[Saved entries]
==========
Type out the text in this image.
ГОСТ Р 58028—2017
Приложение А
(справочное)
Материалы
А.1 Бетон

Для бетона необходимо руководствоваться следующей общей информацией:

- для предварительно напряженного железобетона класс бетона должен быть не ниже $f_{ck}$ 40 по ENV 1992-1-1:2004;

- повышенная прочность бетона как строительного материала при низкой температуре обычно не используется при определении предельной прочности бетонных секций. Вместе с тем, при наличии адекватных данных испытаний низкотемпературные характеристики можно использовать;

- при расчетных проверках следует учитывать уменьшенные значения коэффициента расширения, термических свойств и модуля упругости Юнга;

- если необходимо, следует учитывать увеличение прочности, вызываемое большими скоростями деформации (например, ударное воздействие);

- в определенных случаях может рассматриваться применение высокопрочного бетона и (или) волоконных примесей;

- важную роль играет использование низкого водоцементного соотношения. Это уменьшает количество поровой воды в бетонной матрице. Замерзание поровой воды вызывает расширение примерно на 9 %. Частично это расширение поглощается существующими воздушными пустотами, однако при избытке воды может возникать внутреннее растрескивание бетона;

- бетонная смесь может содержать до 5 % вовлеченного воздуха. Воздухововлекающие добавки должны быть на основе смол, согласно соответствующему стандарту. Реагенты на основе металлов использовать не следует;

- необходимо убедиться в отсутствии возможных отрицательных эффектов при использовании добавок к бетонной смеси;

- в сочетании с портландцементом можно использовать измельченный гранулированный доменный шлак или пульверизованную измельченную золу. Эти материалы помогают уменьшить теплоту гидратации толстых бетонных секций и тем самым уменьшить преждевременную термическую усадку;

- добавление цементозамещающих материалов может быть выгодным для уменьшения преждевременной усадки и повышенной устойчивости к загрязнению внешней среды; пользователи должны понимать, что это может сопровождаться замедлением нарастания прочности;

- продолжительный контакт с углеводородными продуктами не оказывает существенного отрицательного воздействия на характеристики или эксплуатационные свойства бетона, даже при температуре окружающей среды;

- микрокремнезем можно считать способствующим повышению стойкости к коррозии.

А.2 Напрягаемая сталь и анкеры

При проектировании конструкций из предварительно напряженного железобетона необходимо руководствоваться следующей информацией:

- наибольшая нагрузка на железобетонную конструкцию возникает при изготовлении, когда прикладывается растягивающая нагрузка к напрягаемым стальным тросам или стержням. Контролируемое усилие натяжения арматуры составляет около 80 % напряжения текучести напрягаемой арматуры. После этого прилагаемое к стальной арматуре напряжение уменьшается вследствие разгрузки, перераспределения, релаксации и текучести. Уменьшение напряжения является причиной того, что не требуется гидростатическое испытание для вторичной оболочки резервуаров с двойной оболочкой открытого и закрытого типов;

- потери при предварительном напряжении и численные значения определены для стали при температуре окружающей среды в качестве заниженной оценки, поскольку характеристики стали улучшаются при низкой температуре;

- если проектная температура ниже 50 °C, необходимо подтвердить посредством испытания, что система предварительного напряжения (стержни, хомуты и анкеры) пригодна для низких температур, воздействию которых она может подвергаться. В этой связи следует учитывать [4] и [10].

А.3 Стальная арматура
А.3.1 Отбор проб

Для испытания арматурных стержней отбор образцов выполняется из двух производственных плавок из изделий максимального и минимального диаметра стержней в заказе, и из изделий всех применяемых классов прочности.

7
==========
WHAT IS ASKED> Going through the records above, state how many lines carry "характеристики", with no other text.

COMPLETED EXERCISE> 3